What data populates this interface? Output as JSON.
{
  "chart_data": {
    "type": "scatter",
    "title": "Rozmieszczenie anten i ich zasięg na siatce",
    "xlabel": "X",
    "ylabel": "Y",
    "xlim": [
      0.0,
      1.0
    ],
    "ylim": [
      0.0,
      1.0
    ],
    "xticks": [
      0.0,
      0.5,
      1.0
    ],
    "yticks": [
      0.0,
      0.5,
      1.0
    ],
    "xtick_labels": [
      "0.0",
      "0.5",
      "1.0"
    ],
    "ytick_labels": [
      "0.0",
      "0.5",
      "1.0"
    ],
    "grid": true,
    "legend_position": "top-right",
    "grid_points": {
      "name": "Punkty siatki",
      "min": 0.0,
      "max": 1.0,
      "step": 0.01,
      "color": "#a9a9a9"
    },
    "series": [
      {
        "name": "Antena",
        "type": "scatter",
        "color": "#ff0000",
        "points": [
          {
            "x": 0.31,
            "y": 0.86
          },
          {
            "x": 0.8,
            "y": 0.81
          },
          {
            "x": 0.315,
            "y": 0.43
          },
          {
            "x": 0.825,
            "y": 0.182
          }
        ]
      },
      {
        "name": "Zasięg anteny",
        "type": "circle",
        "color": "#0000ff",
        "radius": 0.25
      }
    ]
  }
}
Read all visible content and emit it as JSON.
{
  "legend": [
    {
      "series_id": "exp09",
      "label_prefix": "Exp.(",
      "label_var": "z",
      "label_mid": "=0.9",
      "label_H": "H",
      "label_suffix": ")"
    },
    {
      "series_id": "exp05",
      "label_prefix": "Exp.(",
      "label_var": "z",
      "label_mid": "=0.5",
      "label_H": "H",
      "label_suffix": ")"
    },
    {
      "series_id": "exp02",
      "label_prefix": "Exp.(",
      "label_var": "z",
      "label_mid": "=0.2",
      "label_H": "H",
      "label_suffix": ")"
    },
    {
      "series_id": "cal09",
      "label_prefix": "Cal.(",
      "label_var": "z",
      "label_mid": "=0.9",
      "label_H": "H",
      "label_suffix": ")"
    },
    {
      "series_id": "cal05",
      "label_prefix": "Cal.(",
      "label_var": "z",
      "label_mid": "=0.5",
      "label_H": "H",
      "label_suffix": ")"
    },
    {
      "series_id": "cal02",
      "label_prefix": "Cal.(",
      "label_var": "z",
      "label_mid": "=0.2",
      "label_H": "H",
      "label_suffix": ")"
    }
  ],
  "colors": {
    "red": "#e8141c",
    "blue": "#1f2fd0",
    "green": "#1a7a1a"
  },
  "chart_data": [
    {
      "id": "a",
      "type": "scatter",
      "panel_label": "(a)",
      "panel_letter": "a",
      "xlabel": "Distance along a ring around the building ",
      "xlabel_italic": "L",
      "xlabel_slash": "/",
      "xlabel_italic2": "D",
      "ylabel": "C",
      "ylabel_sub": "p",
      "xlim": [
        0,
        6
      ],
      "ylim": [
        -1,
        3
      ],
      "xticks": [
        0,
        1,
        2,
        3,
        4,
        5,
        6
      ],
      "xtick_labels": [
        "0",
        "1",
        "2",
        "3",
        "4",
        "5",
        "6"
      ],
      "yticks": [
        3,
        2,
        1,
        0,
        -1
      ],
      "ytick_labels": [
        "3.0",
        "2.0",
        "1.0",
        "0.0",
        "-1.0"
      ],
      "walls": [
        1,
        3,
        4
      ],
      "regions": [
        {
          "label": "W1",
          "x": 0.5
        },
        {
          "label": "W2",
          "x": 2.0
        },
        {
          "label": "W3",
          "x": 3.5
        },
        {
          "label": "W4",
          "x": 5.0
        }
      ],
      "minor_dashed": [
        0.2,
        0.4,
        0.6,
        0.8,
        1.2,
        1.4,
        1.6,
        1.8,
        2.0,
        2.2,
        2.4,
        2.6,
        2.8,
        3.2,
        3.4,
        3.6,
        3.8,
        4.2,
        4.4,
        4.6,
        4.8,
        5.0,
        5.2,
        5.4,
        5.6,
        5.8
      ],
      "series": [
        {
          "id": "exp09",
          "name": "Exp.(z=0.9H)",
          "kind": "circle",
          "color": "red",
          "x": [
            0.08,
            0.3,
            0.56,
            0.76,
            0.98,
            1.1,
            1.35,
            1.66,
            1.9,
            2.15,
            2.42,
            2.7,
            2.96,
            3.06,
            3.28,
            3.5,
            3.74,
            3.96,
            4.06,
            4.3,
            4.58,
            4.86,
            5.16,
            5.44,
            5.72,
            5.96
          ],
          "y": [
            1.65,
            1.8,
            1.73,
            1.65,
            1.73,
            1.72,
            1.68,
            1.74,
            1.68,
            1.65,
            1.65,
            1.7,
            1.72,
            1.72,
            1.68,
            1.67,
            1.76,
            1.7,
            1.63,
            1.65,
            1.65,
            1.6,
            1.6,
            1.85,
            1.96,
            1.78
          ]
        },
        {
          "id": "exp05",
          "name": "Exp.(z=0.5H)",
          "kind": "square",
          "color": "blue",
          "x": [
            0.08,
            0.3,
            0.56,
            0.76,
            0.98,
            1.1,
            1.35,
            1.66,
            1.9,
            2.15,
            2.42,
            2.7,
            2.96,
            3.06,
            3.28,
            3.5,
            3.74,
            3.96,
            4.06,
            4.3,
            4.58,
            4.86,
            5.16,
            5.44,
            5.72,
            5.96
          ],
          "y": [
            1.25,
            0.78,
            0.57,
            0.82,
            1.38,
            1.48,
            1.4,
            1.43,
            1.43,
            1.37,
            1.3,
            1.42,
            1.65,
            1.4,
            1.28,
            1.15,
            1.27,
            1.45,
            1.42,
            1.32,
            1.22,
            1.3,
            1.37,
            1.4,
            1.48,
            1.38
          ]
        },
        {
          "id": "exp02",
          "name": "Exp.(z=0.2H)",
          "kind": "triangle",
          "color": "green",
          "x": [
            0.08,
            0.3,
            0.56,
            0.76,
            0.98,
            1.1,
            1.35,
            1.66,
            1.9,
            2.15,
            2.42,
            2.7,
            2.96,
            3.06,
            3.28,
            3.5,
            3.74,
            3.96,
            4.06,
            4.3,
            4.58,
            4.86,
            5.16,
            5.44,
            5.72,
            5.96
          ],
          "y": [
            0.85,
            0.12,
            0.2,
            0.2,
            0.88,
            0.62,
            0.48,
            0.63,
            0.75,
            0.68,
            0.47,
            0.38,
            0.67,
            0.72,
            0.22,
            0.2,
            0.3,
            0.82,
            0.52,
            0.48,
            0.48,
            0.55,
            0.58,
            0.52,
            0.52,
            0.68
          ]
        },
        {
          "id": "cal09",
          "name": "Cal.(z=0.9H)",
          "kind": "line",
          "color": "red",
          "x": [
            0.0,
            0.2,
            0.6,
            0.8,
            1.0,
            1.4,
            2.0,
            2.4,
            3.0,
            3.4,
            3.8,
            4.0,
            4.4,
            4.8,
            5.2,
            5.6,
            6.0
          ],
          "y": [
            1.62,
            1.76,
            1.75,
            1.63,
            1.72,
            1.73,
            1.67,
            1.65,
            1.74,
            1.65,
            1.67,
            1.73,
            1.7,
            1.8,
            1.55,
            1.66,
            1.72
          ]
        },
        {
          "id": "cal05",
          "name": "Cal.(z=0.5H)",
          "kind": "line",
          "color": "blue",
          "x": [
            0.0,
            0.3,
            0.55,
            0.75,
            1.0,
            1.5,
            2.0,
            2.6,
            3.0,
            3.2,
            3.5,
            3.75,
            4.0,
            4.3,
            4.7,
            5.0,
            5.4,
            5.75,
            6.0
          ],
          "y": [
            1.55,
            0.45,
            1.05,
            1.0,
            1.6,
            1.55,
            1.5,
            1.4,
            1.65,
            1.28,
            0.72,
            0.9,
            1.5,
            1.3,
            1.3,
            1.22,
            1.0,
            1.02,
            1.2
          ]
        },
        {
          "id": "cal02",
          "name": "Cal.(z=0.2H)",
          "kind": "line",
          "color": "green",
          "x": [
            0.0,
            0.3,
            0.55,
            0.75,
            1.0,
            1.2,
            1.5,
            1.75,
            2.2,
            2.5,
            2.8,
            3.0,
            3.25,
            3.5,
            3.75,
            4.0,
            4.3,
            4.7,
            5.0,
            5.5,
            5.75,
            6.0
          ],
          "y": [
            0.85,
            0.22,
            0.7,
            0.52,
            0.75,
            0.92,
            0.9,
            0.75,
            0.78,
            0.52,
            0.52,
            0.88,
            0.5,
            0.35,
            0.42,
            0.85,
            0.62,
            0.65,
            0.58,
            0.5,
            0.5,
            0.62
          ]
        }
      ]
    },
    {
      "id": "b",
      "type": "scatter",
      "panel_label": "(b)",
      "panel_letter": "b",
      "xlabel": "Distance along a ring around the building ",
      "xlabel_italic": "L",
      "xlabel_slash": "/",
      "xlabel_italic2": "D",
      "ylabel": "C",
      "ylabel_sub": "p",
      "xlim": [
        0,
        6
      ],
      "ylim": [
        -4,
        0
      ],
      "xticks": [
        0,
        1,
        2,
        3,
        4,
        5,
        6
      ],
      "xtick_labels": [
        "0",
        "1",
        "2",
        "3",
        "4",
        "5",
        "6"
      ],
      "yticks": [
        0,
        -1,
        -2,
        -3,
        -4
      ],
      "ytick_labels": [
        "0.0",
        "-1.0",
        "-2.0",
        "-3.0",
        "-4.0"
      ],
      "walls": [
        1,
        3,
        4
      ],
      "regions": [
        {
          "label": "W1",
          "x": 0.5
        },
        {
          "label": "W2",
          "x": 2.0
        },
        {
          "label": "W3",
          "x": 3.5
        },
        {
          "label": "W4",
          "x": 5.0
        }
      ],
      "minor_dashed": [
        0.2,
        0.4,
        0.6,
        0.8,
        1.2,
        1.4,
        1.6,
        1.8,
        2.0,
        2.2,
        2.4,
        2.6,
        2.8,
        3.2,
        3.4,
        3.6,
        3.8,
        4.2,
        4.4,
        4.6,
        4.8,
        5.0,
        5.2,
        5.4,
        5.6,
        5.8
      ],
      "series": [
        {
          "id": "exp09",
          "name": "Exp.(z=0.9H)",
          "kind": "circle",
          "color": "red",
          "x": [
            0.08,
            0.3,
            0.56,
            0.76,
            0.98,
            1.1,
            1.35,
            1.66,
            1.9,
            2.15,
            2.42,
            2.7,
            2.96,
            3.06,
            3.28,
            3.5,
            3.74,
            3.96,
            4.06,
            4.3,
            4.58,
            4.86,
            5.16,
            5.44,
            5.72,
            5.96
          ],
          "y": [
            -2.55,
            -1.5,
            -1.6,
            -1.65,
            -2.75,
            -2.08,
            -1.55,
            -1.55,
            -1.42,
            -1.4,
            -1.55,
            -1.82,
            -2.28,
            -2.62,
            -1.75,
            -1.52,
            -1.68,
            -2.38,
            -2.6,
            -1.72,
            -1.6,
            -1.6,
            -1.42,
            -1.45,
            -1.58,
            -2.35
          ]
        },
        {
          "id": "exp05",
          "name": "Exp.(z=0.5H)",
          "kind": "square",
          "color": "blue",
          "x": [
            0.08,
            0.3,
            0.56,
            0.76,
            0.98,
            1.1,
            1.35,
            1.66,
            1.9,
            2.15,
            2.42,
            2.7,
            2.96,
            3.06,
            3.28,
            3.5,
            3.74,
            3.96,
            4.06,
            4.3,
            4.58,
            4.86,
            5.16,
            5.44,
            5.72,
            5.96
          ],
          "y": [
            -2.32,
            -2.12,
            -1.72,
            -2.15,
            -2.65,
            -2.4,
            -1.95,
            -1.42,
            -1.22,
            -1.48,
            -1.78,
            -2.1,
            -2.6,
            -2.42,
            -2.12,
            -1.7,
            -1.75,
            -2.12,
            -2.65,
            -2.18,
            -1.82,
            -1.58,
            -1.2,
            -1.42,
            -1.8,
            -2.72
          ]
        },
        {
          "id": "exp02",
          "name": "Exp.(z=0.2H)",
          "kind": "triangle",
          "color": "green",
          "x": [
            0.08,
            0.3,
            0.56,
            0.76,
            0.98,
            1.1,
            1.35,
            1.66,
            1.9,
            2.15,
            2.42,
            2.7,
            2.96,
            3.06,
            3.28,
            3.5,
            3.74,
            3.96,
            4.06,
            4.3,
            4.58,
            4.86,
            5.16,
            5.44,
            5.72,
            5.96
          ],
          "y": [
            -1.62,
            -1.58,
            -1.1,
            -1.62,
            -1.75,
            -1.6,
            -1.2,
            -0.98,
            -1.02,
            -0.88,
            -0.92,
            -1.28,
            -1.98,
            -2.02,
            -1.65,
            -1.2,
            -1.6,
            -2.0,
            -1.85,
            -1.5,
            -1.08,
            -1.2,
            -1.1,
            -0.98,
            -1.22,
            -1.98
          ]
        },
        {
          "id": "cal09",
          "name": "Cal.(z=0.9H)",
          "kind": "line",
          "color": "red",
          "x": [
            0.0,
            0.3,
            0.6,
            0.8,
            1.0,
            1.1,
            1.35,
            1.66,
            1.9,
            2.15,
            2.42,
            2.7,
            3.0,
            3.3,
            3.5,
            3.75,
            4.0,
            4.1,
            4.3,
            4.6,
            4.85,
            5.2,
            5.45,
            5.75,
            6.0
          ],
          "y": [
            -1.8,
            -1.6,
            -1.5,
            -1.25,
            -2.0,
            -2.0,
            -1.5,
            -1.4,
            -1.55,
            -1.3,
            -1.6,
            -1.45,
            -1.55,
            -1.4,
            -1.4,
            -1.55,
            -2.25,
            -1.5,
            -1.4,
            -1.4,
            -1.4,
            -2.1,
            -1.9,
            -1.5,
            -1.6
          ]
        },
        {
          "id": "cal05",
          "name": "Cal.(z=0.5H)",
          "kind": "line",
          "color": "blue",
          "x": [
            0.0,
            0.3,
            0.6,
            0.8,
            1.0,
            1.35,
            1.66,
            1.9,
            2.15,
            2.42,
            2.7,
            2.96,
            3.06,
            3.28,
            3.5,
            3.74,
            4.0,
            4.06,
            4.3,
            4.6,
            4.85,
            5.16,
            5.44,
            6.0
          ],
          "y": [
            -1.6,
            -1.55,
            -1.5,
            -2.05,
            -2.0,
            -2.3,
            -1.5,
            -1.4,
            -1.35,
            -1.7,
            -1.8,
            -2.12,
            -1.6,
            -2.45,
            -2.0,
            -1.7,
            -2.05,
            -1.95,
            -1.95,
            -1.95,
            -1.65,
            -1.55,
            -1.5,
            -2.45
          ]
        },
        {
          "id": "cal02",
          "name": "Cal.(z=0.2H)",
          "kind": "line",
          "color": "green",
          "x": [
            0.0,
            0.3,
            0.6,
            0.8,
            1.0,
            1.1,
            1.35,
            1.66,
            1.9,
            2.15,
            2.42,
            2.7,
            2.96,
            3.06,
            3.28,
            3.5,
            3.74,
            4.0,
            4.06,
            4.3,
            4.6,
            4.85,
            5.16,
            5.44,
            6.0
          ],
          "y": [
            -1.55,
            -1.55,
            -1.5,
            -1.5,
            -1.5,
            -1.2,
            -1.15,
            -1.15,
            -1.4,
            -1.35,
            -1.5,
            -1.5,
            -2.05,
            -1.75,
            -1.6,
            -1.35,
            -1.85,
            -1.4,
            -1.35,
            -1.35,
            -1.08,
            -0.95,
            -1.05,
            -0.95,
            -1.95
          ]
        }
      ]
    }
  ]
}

···

**DESCRIPTION OF THE TASK**
For each line of the entries that includes "scatter", show that line.

**CORRECT ANSWER**
    "type": "scatter",
        "type": "scatter",
      "type": "scatter",
      "type": "scatter",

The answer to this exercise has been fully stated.